_Exercise instructions_
Produce an exact transcription of the listing below, omitting the pictures.

━━ Recorded information

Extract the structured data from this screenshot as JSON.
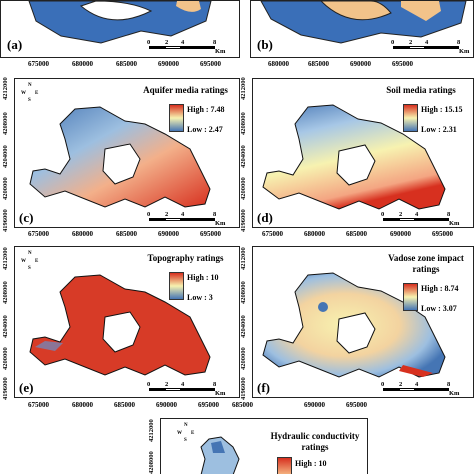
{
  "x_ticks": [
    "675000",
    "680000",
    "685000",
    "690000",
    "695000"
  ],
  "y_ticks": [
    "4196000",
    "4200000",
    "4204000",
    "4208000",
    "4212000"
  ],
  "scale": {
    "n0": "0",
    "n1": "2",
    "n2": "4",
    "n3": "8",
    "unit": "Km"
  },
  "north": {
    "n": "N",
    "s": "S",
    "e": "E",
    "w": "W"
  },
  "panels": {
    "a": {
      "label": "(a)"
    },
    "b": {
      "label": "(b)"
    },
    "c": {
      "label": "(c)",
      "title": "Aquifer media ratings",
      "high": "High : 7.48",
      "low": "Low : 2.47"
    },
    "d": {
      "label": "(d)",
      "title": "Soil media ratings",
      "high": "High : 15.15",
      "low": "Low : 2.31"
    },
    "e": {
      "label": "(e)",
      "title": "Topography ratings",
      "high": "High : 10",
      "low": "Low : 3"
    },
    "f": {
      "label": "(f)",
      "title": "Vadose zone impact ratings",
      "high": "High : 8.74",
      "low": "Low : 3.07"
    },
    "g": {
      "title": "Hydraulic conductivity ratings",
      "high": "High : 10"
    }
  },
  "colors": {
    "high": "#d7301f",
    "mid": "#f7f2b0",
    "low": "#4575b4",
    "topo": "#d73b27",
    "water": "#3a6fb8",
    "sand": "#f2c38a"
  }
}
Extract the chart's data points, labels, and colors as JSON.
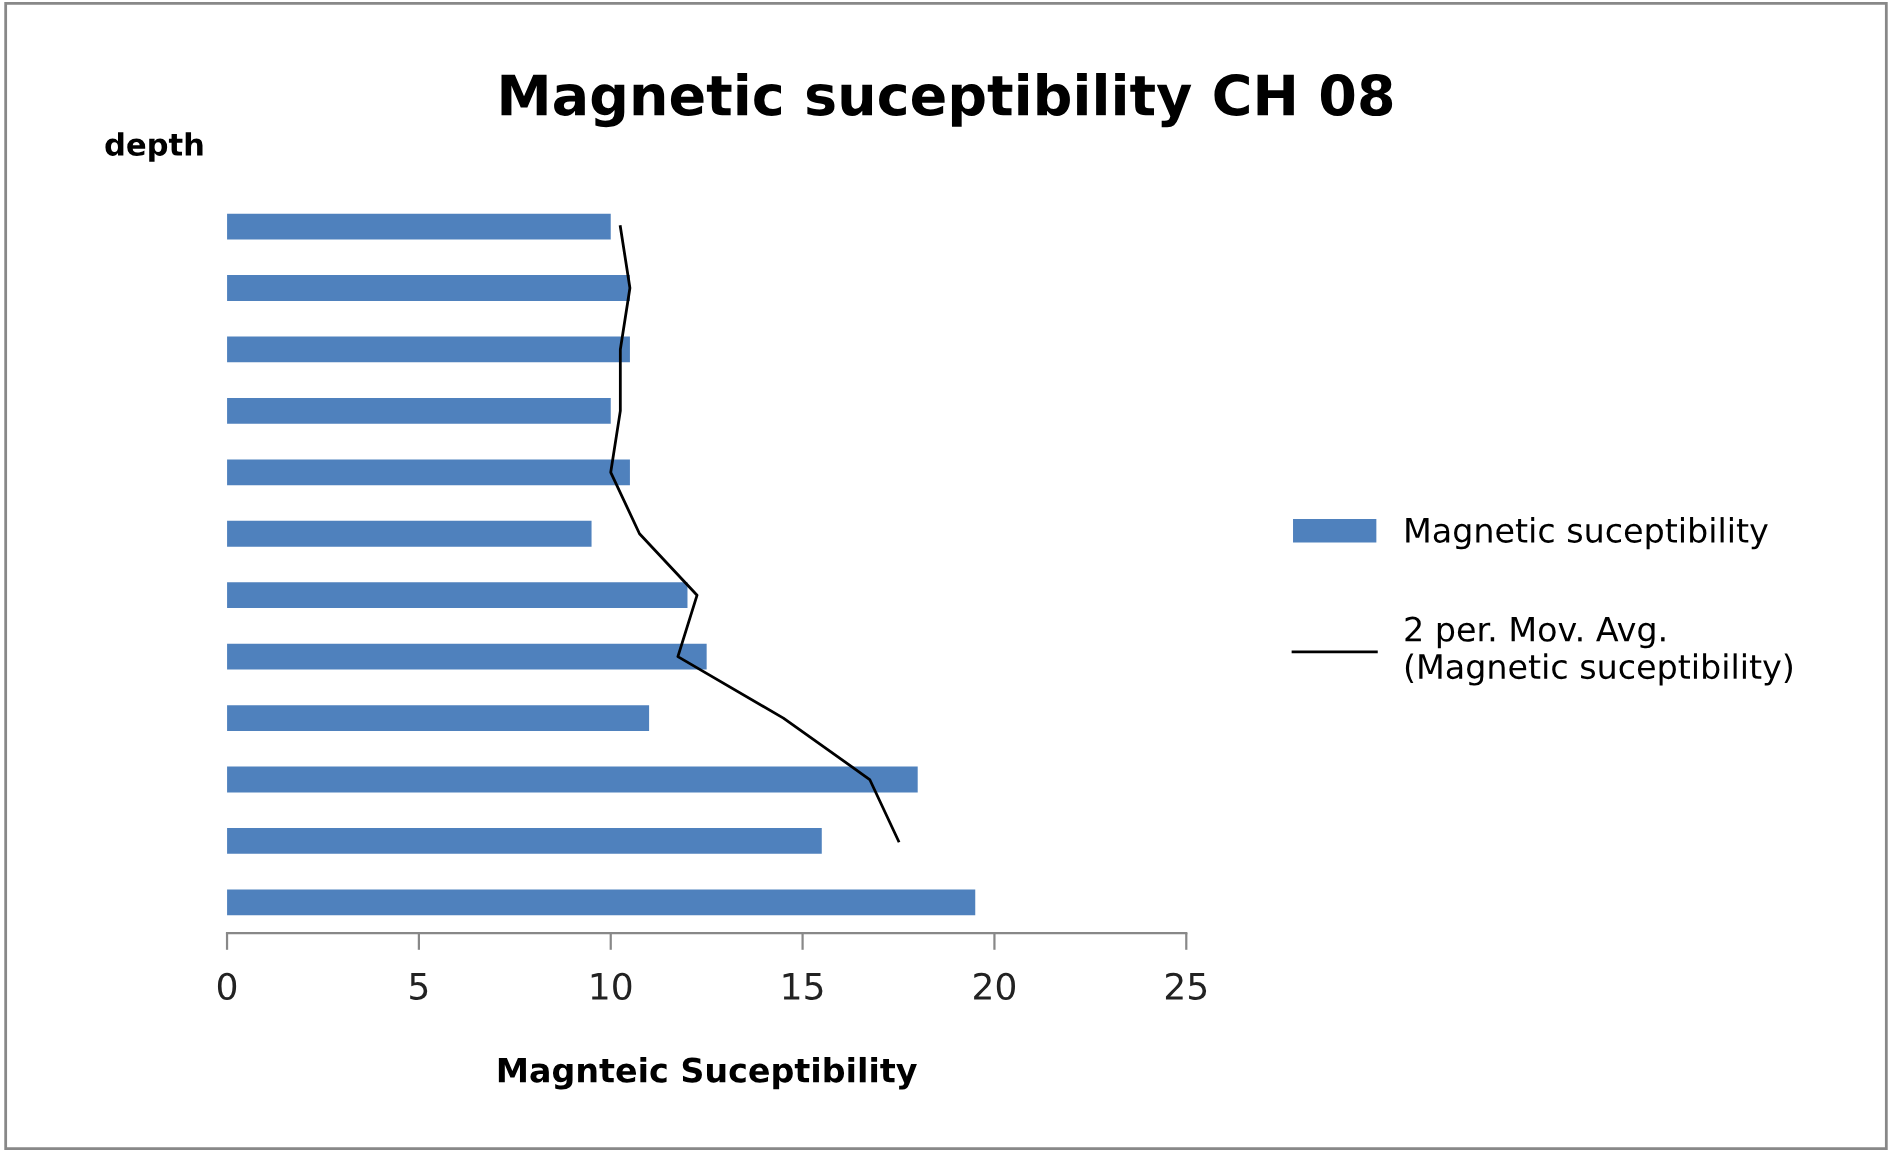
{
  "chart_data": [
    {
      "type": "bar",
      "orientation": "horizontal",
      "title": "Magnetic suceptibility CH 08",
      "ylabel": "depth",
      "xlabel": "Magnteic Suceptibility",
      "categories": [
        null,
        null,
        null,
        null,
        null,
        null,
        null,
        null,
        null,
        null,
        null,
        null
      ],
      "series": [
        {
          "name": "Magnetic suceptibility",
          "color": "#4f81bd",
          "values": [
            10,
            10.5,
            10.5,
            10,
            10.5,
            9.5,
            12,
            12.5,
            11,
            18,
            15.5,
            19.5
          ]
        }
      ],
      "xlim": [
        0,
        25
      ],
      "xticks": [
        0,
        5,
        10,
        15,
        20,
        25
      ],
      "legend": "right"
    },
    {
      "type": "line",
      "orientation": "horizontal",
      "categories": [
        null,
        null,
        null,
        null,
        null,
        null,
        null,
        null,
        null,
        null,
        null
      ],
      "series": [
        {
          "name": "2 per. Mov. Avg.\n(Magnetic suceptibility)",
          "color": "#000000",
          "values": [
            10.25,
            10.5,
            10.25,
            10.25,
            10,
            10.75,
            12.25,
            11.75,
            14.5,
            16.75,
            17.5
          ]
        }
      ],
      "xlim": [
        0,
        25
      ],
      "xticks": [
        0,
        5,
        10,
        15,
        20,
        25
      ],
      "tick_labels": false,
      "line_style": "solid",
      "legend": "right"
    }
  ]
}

━━━━

_Written reply_
Extract the structured data from this screenshot as JSON.
{
  "x_ticks": [
    "675000",
    "680000",
    "685000",
    "690000",
    "695000"
  ],
  "y_ticks": [
    "4196000",
    "4200000",
    "4204000",
    "4208000",
    "4212000"
  ],
  "scale": {
    "n0": "0",
    "n1": "2",
    "n2": "4",
    "n3": "8",
    "unit": "Km"
  },
  "north": {
    "n": "N",
    "s": "S",
    "e": "E",
    "w": "W"
  },
  "panels": {
    "a": {
      "label": "(a)"
    },
    "b": {
      "label": "(b)"
    },
    "c": {
      "label": "(c)",
      "title": "Aquifer media ratings",
      "high": "High : 7.48",
      "low": "Low : 2.47"
    },
    "d": {
      "label": "(d)",
      "title": "Soil media ratings",
      "high": "High : 15.15",
      "low": "Low : 2.31"
    },
    "e": {
      "label": "(e)",
      "title": "Topography ratings",
      "high": "High : 10",
      "low": "Low : 3"
    },
    "f": {
      "label": "(f)",
      "title": "Vadose zone impact ratings",
      "high": "High : 8.74",
      "low": "Low : 3.07"
    },
    "g": {
      "title": "Hydraulic conductivity ratings",
      "high": "High : 10"
    }
  },
  "colors": {
    "high": "#d7301f",
    "mid": "#f7f2b0",
    "low": "#4575b4",
    "topo": "#d73b27",
    "water": "#3a6fb8",
    "sand": "#f2c38a"
  }
}
Extract the chart's data points, labels, and colors as JSON.
{
  "chart_data": [
    {
      "type": "bar",
      "orientation": "horizontal",
      "title": "Magnetic suceptibility CH 08",
      "ylabel": "depth",
      "xlabel": "Magnteic Suceptibility",
      "categories": [
        null,
        null,
        null,
        null,
        null,
        null,
        null,
        null,
        null,
        null,
        null,
        null
      ],
      "series": [
        {
          "name": "Magnetic suceptibility",
          "color": "#4f81bd",
          "values": [
            10,
            10.5,
            10.5,
            10,
            10.5,
            9.5,
            12,
            12.5,
            11,
            18,
            15.5,
            19.5
          ]
        }
      ],
      "xlim": [
        0,
        25
      ],
      "xticks": [
        0,
        5,
        10,
        15,
        20,
        25
      ],
      "legend": "right"
    },
    {
      "type": "line",
      "orientation": "horizontal",
      "categories": [
        null,
        null,
        null,
        null,
        null,
        null,
        null,
        null,
        null,
        null,
        null
      ],
      "series": [
        {
          "name": "2 per. Mov. Avg.\n(Magnetic suceptibility)",
          "color": "#000000",
          "values": [
            10.25,
            10.5,
            10.25,
            10.25,
            10,
            10.75,
            12.25,
            11.75,
            14.5,
            16.75,
            17.5
          ]
        }
      ],
      "xlim": [
        0,
        25
      ],
      "xticks": [
        0,
        5,
        10,
        15,
        20,
        25
      ],
      "tick_labels": false,
      "line_style": "solid",
      "legend": "right"
    }
  ]
}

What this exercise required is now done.